[Records about charts and figures]
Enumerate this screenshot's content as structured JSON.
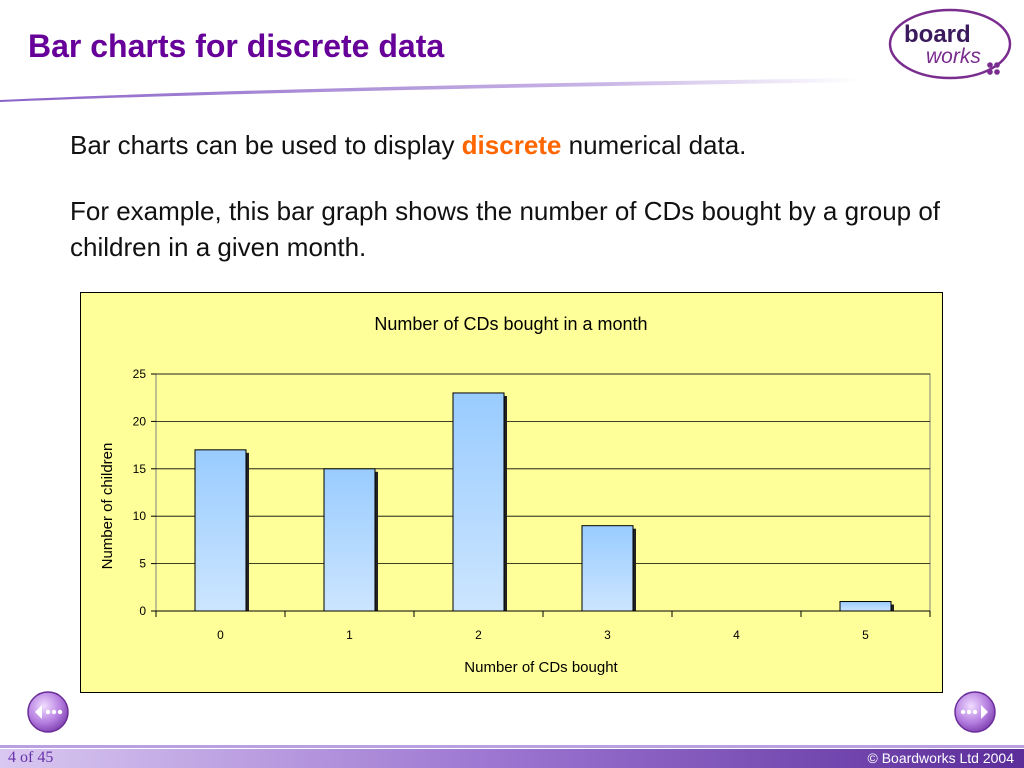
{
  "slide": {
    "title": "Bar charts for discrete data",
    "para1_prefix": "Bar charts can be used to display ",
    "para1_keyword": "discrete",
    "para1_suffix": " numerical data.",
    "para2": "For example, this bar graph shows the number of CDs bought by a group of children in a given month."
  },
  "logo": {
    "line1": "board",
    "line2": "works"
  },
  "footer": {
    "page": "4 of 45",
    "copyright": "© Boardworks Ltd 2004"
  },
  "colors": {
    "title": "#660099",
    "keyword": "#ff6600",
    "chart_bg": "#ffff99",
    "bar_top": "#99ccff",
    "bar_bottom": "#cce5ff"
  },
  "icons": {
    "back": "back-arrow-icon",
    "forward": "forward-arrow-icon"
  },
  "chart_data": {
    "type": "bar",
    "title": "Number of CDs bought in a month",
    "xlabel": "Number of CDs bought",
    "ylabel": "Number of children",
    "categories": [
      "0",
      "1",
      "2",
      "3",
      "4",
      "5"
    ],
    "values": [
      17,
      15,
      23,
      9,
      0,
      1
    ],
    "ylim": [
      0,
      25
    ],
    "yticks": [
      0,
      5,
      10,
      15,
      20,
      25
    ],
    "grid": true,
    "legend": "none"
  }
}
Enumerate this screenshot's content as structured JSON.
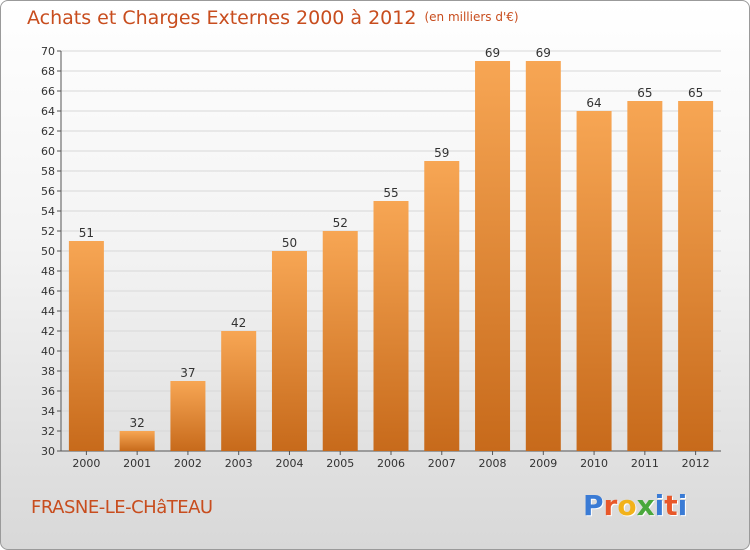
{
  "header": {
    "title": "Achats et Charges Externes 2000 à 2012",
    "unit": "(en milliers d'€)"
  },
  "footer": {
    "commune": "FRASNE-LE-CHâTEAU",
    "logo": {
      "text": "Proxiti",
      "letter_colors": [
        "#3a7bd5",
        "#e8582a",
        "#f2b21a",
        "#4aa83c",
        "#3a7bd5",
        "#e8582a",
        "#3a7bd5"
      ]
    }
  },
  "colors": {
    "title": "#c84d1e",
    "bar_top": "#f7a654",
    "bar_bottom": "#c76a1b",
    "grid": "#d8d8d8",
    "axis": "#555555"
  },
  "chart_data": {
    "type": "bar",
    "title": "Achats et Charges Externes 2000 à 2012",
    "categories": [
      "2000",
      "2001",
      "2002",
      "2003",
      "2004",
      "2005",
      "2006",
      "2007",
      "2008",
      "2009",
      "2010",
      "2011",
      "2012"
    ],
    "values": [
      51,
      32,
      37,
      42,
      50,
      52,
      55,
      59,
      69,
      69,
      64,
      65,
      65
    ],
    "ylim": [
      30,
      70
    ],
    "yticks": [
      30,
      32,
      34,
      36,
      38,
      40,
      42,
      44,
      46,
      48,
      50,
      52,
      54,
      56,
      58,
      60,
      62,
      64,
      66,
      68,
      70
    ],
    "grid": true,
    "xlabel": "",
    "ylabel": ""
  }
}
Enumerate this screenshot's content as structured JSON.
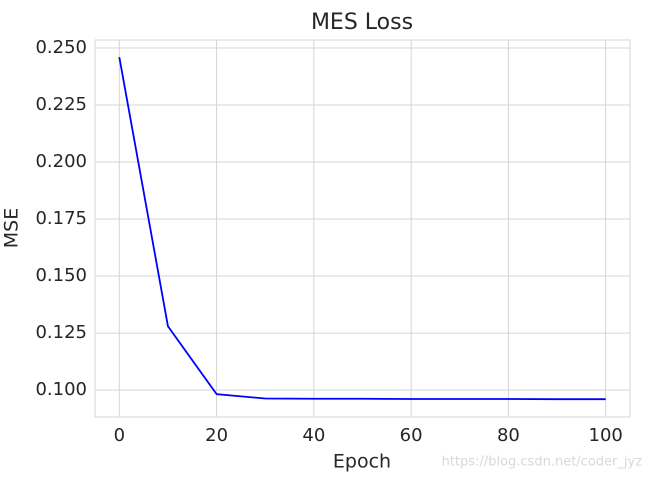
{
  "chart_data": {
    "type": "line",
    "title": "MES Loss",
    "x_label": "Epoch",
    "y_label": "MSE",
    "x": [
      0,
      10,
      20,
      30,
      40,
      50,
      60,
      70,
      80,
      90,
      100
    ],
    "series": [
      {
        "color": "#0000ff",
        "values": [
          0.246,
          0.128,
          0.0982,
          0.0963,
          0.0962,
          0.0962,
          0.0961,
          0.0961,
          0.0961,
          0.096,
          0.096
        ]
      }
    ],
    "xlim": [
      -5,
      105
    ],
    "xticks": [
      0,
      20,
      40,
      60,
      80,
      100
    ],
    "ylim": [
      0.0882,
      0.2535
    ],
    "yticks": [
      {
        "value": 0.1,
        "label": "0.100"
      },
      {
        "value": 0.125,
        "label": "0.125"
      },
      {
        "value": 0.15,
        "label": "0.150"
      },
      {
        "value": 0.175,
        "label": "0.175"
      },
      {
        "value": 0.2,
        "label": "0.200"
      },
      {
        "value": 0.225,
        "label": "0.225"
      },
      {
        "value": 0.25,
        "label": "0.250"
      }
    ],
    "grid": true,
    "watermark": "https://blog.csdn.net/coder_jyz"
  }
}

:: PROBLEM DESCRIPTION ::
Every record is to be reproduced exactly, with no pictures included.

:: RESULT OF THE TASK ::
Enumerate this screenshot's content as structured JSON.
{
  "slide": {
    "title": "Bar charts for discrete data",
    "para1_prefix": "Bar charts can be used to display ",
    "para1_keyword": "discrete",
    "para1_suffix": " numerical data.",
    "para2": "For example, this bar graph shows the number of CDs bought by a group of children in a given month."
  },
  "logo": {
    "line1": "board",
    "line2": "works"
  },
  "footer": {
    "page": "4 of 45",
    "copyright": "© Boardworks Ltd 2004"
  },
  "colors": {
    "title": "#660099",
    "keyword": "#ff6600",
    "chart_bg": "#ffff99",
    "bar_top": "#99ccff",
    "bar_bottom": "#cce5ff"
  },
  "icons": {
    "back": "back-arrow-icon",
    "forward": "forward-arrow-icon"
  },
  "chart_data": {
    "type": "bar",
    "title": "Number of CDs bought in a month",
    "xlabel": "Number of CDs bought",
    "ylabel": "Number of children",
    "categories": [
      "0",
      "1",
      "2",
      "3",
      "4",
      "5"
    ],
    "values": [
      17,
      15,
      23,
      9,
      0,
      1
    ],
    "ylim": [
      0,
      25
    ],
    "yticks": [
      0,
      5,
      10,
      15,
      20,
      25
    ],
    "grid": true,
    "legend": "none"
  }
}
Enumerate this screenshot's content as structured JSON.
{
  "header": {
    "title": "Achats et Charges Externes 2000 à 2012",
    "unit": "(en milliers d'€)"
  },
  "footer": {
    "commune": "FRASNE-LE-CHâTEAU",
    "logo": {
      "text": "Proxiti",
      "letter_colors": [
        "#3a7bd5",
        "#e8582a",
        "#f2b21a",
        "#4aa83c",
        "#3a7bd5",
        "#e8582a",
        "#3a7bd5"
      ]
    }
  },
  "colors": {
    "title": "#c84d1e",
    "bar_top": "#f7a654",
    "bar_bottom": "#c76a1b",
    "grid": "#d8d8d8",
    "axis": "#555555"
  },
  "chart_data": {
    "type": "bar",
    "title": "Achats et Charges Externes 2000 à 2012",
    "categories": [
      "2000",
      "2001",
      "2002",
      "2003",
      "2004",
      "2005",
      "2006",
      "2007",
      "2008",
      "2009",
      "2010",
      "2011",
      "2012"
    ],
    "values": [
      51,
      32,
      37,
      42,
      50,
      52,
      55,
      59,
      69,
      69,
      64,
      65,
      65
    ],
    "ylim": [
      30,
      70
    ],
    "yticks": [
      30,
      32,
      34,
      36,
      38,
      40,
      42,
      44,
      46,
      48,
      50,
      52,
      54,
      56,
      58,
      60,
      62,
      64,
      66,
      68,
      70
    ],
    "grid": true,
    "xlabel": "",
    "ylabel": ""
  }
}
Enumerate this screenshot's content as structured JSON.
{
  "chart_data": {
    "type": "line",
    "title": "MES Loss",
    "x_label": "Epoch",
    "y_label": "MSE",
    "x": [
      0,
      10,
      20,
      30,
      40,
      50,
      60,
      70,
      80,
      90,
      100
    ],
    "series": [
      {
        "color": "#0000ff",
        "values": [
          0.246,
          0.128,
          0.0982,
          0.0963,
          0.0962,
          0.0962,
          0.0961,
          0.0961,
          0.0961,
          0.096,
          0.096
        ]
      }
    ],
    "xlim": [
      -5,
      105
    ],
    "xticks": [
      0,
      20,
      40,
      60,
      80,
      100
    ],
    "ylim": [
      0.0882,
      0.2535
    ],
    "yticks": [
      {
        "value": 0.1,
        "label": "0.100"
      },
      {
        "value": 0.125,
        "label": "0.125"
      },
      {
        "value": 0.15,
        "label": "0.150"
      },
      {
        "value": 0.175,
        "label": "0.175"
      },
      {
        "value": 0.2,
        "label": "0.200"
      },
      {
        "value": 0.225,
        "label": "0.225"
      },
      {
        "value": 0.25,
        "label": "0.250"
      }
    ],
    "grid": true,
    "watermark": "https://blog.csdn.net/coder_jyz"
  }
}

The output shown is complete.